[start of Data to use]

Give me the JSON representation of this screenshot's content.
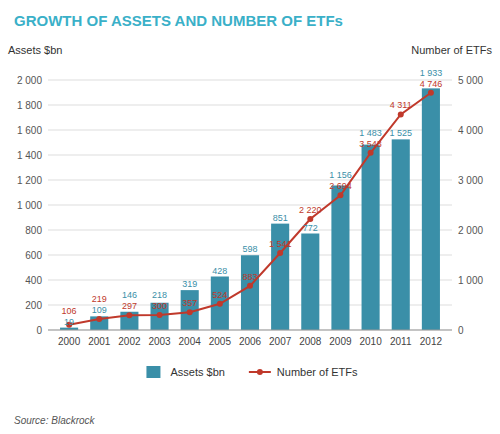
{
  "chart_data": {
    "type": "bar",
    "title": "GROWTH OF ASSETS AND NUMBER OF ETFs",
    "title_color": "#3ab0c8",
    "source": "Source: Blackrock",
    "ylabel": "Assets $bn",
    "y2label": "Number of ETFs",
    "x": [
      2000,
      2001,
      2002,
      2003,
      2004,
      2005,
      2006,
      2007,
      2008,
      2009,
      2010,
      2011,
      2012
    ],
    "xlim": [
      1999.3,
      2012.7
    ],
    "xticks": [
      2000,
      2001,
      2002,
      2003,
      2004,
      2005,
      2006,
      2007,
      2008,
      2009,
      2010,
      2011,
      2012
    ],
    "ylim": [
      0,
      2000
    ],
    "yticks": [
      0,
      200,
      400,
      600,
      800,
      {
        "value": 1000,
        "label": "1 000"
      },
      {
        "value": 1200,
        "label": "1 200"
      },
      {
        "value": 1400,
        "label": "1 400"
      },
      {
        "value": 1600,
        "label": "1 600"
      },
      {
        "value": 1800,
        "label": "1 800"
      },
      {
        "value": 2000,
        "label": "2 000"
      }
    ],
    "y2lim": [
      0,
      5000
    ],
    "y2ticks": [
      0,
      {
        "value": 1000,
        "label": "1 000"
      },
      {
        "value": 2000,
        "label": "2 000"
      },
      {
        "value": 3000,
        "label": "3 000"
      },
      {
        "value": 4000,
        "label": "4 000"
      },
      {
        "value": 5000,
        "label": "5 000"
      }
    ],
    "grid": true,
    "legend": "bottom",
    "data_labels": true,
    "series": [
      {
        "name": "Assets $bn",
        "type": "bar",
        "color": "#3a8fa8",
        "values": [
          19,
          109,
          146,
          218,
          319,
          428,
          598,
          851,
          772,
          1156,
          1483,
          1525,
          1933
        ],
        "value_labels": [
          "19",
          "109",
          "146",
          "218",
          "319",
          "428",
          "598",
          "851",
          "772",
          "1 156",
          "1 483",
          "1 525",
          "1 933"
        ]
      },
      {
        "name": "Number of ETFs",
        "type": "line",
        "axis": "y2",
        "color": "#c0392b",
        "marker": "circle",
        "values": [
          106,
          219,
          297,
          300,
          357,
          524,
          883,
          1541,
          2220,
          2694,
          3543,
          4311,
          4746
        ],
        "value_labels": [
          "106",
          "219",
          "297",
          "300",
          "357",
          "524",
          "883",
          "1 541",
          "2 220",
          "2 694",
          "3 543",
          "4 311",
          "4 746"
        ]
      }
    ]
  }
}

[end of Data to use]

Direction :: Copy the records exactly as they appear, excluding images.

Answer to this problem ::
Give me the JSON representation of this screenshot's content.
{
  "chart_data": {
    "type": "bar",
    "title": "GROWTH OF ASSETS AND NUMBER OF ETFs",
    "title_color": "#3ab0c8",
    "source": "Source: Blackrock",
    "ylabel": "Assets $bn",
    "y2label": "Number of ETFs",
    "x": [
      2000,
      2001,
      2002,
      2003,
      2004,
      2005,
      2006,
      2007,
      2008,
      2009,
      2010,
      2011,
      2012
    ],
    "xlim": [
      1999.3,
      2012.7
    ],
    "xticks": [
      2000,
      2001,
      2002,
      2003,
      2004,
      2005,
      2006,
      2007,
      2008,
      2009,
      2010,
      2011,
      2012
    ],
    "ylim": [
      0,
      2000
    ],
    "yticks": [
      0,
      200,
      400,
      600,
      800,
      {
        "value": 1000,
        "label": "1 000"
      },
      {
        "value": 1200,
        "label": "1 200"
      },
      {
        "value": 1400,
        "label": "1 400"
      },
      {
        "value": 1600,
        "label": "1 600"
      },
      {
        "value": 1800,
        "label": "1 800"
      },
      {
        "value": 2000,
        "label": "2 000"
      }
    ],
    "y2lim": [
      0,
      5000
    ],
    "y2ticks": [
      0,
      {
        "value": 1000,
        "label": "1 000"
      },
      {
        "value": 2000,
        "label": "2 000"
      },
      {
        "value": 3000,
        "label": "3 000"
      },
      {
        "value": 4000,
        "label": "4 000"
      },
      {
        "value": 5000,
        "label": "5 000"
      }
    ],
    "grid": true,
    "legend": "bottom",
    "data_labels": true,
    "series": [
      {
        "name": "Assets $bn",
        "type": "bar",
        "color": "#3a8fa8",
        "values": [
          19,
          109,
          146,
          218,
          319,
          428,
          598,
          851,
          772,
          1156,
          1483,
          1525,
          1933
        ],
        "value_labels": [
          "19",
          "109",
          "146",
          "218",
          "319",
          "428",
          "598",
          "851",
          "772",
          "1 156",
          "1 483",
          "1 525",
          "1 933"
        ]
      },
      {
        "name": "Number of ETFs",
        "type": "line",
        "axis": "y2",
        "color": "#c0392b",
        "marker": "circle",
        "values": [
          106,
          219,
          297,
          300,
          357,
          524,
          883,
          1541,
          2220,
          2694,
          3543,
          4311,
          4746
        ],
        "value_labels": [
          "106",
          "219",
          "297",
          "300",
          "357",
          "524",
          "883",
          "1 541",
          "2 220",
          "2 694",
          "3 543",
          "4 311",
          "4 746"
        ]
      }
    ]
  }
}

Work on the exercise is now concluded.